Lines holding the word "tumor" are the ones to copy from the data below.

## Input for this task
_ _ _ _
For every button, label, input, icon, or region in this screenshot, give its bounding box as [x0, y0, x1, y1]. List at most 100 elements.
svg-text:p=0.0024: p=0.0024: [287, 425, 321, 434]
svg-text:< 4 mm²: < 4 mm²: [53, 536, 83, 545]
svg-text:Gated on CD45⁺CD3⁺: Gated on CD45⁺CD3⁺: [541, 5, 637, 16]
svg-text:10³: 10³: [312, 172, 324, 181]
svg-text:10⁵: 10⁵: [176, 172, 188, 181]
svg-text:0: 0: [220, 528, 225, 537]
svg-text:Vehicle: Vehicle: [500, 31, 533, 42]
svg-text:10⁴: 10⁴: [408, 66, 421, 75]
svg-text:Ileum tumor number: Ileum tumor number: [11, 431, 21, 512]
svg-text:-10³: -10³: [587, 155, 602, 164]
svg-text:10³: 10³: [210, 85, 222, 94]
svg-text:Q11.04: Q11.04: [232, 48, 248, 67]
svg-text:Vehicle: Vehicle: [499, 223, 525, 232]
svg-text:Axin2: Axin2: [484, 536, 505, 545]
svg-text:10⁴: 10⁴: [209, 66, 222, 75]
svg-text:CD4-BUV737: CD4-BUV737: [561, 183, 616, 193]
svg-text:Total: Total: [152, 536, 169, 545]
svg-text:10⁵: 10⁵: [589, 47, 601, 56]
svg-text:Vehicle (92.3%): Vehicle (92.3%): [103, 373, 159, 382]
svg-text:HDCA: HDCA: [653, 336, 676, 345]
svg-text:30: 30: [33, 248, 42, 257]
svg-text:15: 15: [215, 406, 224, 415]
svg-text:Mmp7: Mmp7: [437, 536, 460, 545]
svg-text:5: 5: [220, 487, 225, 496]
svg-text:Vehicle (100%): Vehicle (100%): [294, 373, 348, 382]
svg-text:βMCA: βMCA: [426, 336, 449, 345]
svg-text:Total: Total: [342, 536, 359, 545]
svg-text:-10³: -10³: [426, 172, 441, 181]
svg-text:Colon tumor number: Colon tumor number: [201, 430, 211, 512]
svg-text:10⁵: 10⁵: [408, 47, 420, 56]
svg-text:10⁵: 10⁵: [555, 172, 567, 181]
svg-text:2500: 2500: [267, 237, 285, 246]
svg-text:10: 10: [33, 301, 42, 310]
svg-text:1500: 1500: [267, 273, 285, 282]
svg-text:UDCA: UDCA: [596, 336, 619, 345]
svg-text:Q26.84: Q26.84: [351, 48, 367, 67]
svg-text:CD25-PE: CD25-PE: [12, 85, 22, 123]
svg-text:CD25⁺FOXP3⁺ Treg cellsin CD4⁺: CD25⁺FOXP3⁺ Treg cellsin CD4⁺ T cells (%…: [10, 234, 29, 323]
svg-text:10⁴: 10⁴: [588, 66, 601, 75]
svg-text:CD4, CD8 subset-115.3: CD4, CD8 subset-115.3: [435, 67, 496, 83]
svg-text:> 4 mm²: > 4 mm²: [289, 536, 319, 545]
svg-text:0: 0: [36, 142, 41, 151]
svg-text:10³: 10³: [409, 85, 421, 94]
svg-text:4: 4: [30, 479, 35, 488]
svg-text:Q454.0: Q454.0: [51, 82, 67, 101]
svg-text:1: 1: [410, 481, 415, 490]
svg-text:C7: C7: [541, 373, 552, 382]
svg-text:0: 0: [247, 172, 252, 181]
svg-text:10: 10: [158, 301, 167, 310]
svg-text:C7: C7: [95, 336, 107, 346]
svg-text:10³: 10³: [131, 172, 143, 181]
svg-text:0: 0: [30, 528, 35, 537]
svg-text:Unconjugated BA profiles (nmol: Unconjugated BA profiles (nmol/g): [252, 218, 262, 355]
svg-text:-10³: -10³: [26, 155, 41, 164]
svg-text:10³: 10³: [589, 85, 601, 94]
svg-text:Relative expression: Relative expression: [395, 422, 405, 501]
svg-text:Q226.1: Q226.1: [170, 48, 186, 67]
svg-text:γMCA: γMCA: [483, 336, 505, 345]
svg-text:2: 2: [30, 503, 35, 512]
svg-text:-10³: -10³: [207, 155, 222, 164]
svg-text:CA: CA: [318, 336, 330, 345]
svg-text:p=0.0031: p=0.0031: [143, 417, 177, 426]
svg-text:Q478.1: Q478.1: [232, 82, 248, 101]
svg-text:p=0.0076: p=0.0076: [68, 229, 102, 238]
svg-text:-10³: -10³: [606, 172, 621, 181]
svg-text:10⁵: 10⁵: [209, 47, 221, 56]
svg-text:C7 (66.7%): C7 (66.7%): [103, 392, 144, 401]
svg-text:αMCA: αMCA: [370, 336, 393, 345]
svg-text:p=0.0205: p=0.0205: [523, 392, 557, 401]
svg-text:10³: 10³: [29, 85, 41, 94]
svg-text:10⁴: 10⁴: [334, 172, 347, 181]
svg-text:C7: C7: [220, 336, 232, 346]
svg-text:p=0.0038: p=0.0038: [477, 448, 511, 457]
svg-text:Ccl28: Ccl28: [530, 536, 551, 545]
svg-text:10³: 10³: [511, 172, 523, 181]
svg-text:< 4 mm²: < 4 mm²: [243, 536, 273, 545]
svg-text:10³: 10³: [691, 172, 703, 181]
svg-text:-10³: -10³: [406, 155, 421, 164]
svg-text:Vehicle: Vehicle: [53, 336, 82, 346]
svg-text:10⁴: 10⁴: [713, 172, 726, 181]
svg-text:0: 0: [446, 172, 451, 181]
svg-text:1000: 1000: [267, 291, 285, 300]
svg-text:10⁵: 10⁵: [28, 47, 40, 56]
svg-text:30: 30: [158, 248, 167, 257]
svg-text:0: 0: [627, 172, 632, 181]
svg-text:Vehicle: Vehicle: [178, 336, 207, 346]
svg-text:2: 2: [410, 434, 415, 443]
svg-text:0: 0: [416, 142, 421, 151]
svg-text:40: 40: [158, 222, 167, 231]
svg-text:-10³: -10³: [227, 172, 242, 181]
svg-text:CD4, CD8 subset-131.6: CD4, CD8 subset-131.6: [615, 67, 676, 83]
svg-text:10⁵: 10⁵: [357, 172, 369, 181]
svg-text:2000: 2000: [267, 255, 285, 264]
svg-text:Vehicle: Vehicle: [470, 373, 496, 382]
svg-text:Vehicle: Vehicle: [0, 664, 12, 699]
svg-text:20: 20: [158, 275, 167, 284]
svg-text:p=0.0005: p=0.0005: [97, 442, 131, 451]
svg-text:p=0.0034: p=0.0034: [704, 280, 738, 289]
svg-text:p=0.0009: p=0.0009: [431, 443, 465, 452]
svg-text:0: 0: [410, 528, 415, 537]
_ _ _ _
## Solution for this problem
svg-text:Ileum tumor number: Ileum tumor number: [11, 431, 21, 512]
svg-text:Colon tumor number: Colon tumor number: [201, 430, 211, 512]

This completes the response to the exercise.